◆ Aim ◆
Reproduce every entry in the listing without alteration.

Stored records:
______
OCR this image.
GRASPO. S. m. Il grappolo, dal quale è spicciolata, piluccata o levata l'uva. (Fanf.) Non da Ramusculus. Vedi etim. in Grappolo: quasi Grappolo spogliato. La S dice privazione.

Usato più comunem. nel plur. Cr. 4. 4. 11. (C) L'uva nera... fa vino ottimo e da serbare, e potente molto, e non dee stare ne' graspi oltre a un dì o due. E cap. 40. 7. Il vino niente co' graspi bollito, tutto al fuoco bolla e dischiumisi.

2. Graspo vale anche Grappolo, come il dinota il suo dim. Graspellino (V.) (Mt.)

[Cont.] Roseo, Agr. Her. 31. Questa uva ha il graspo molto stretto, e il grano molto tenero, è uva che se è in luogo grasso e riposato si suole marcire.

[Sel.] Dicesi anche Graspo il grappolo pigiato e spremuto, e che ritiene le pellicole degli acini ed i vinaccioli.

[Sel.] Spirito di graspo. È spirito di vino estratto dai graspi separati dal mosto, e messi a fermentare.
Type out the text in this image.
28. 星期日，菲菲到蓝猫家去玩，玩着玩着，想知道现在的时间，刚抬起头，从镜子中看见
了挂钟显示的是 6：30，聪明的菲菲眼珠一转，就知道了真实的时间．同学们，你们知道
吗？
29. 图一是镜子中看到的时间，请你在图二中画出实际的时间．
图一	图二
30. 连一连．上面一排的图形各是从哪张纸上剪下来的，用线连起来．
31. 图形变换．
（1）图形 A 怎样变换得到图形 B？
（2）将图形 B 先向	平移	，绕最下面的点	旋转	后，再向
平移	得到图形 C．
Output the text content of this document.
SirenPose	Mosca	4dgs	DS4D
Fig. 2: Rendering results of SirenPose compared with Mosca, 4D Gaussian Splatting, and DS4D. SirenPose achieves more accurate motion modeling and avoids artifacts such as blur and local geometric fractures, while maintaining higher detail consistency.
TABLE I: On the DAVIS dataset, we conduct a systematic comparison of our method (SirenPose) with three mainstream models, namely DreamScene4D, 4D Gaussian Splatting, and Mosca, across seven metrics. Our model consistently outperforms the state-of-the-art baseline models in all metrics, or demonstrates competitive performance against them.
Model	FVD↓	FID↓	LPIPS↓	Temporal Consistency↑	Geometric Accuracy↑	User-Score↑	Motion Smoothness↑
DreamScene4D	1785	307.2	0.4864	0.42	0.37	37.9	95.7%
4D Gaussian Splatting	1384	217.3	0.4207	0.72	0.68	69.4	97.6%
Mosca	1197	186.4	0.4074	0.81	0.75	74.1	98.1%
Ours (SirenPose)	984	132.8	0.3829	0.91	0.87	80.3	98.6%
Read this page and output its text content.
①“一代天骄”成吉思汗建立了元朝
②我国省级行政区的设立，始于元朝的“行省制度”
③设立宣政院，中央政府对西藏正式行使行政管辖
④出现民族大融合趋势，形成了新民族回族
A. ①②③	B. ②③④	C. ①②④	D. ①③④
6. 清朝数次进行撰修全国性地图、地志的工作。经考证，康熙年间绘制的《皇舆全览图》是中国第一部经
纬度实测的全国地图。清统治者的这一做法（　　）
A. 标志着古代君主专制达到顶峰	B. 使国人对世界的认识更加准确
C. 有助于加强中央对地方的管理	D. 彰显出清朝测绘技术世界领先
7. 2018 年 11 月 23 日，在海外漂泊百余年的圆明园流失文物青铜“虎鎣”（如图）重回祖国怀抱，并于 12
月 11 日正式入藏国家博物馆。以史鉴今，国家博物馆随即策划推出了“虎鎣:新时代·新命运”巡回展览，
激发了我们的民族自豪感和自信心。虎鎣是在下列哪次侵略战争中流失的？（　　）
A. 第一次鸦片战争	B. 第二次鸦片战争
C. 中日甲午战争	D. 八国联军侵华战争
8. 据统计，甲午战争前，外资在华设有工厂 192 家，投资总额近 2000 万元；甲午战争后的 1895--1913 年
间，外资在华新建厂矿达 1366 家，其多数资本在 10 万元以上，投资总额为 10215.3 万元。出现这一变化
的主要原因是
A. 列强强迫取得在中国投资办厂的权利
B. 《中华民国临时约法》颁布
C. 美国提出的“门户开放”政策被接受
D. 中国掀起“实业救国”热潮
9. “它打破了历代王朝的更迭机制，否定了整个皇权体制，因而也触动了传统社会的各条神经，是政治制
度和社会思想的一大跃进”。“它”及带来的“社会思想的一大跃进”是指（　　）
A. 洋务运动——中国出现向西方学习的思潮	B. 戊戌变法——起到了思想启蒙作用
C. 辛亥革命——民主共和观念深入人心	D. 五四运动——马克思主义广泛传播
______
◆ Written solution ◆
OCR this image.
GRASPO. S. m. Il grappolo, dal quale è spicciolata, piluccata o levata l'uva. (Fanf.) Non da Ramusculus. Vedi etim. in Grappolo: quasi Grappolo spogliato. La S dice privazione.

Usato più comunem. nel plur. Cr. 4. 4. 11. (C) L'uva nera... fa vino ottimo e da serbare, e potente molto, e non dee stare ne' graspi oltre a un dì o due. E cap. 40. 7. Il vino niente co' graspi bollito, tutto al fuoco bolla e dischiumisi.

2. Graspo vale anche Grappolo, come il dinota il suo dim. Graspellino (V.) (Mt.)

[Cont.] Roseo, Agr. Her. 31. Questa uva ha il graspo molto stretto, e il grano molto tenero, è uva che se è in luogo grasso e riposato si suole marcire.

[Sel.] Dicesi anche Graspo il grappolo pigiato e spremuto, e che ritiene le pellicole degli acini ed i vinaccioli.

[Sel.] Spirito di graspo. È spirito di vino estratto dai graspi separati dal mosto, e messi a fermentare.
Type out the text in this image.
28. 星期日，菲菲到蓝猫家去玩，玩着玩着，想知道现在的时间，刚抬起头，从镜子中看见
了挂钟显示的是 6：30，聪明的菲菲眼珠一转，就知道了真实的时间．同学们，你们知道
吗？
29. 图一是镜子中看到的时间，请你在图二中画出实际的时间．
图一	图二
30. 连一连．上面一排的图形各是从哪张纸上剪下来的，用线连起来．
31. 图形变换．
（1）图形 A 怎样变换得到图形 B？
（2）将图形 B 先向	平移	，绕最下面的点	旋转	后，再向
平移	得到图形 C．
Output the text content of this document.
SirenPose	Mosca	4dgs	DS4D
Fig. 2: Rendering results of SirenPose compared with Mosca, 4D Gaussian Splatting, and DS4D. SirenPose achieves more accurate motion modeling and avoids artifacts such as blur and local geometric fractures, while maintaining higher detail consistency.
TABLE I: On the DAVIS dataset, we conduct a systematic comparison of our method (SirenPose) with three mainstream models, namely DreamScene4D, 4D Gaussian Splatting, and Mosca, across seven metrics. Our model consistently outperforms the state-of-the-art baseline models in all metrics, or demonstrates competitive performance against them.
Model	FVD↓	FID↓	LPIPS↓	Temporal Consistency↑	Geometric Accuracy↑	User-Score↑	Motion Smoothness↑
DreamScene4D	1785	307.2	0.4864	0.42	0.37	37.9	95.7%
4D Gaussian Splatting	1384	217.3	0.4207	0.72	0.68	69.4	97.6%
Mosca	1197	186.4	0.4074	0.81	0.75	74.1	98.1%
Ours (SirenPose)	984	132.8	0.3829	0.91	0.87	80.3	98.6%
Read this page and output its text content.
①“一代天骄”成吉思汗建立了元朝
②我国省级行政区的设立，始于元朝的“行省制度”
③设立宣政院，中央政府对西藏正式行使行政管辖
④出现民族大融合趋势，形成了新民族回族
A. ①②③	B. ②③④	C. ①②④	D. ①③④
6. 清朝数次进行撰修全国性地图、地志的工作。经考证，康熙年间绘制的《皇舆全览图》是中国第一部经
纬度实测的全国地图。清统治者的这一做法（　　）
A. 标志着古代君主专制达到顶峰	B. 使国人对世界的认识更加准确
C. 有助于加强中央对地方的管理	D. 彰显出清朝测绘技术世界领先
7. 2018 年 11 月 23 日，在海外漂泊百余年的圆明园流失文物青铜“虎鎣”（如图）重回祖国怀抱，并于 12
月 11 日正式入藏国家博物馆。以史鉴今，国家博物馆随即策划推出了“虎鎣:新时代·新命运”巡回展览，
激发了我们的民族自豪感和自信心。虎鎣是在下列哪次侵略战争中流失的？（　　）
A. 第一次鸦片战争	B. 第二次鸦片战争
C. 中日甲午战争	D. 八国联军侵华战争
8. 据统计，甲午战争前，外资在华设有工厂 192 家，投资总额近 2000 万元；甲午战争后的 1895--1913 年
间，外资在华新建厂矿达 1366 家，其多数资本在 10 万元以上，投资总额为 10215.3 万元。出现这一变化
的主要原因是
A. 列强强迫取得在中国投资办厂的权利
B. 《中华民国临时约法》颁布
C. 美国提出的“门户开放”政策被接受
D. 中国掀起“实业救国”热潮
9. “它打破了历代王朝的更迭机制，否定了整个皇权体制，因而也触动了传统社会的各条神经，是政治制
度和社会思想的一大跃进”。“它”及带来的“社会思想的一大跃进”是指（　　）
A. 洋务运动——中国出现向西方学习的思潮	B. 戊戌变法——起到了思想启蒙作用
C. 辛亥革命——民主共和观念深入人心	D. 五四运动——马克思主义广泛传播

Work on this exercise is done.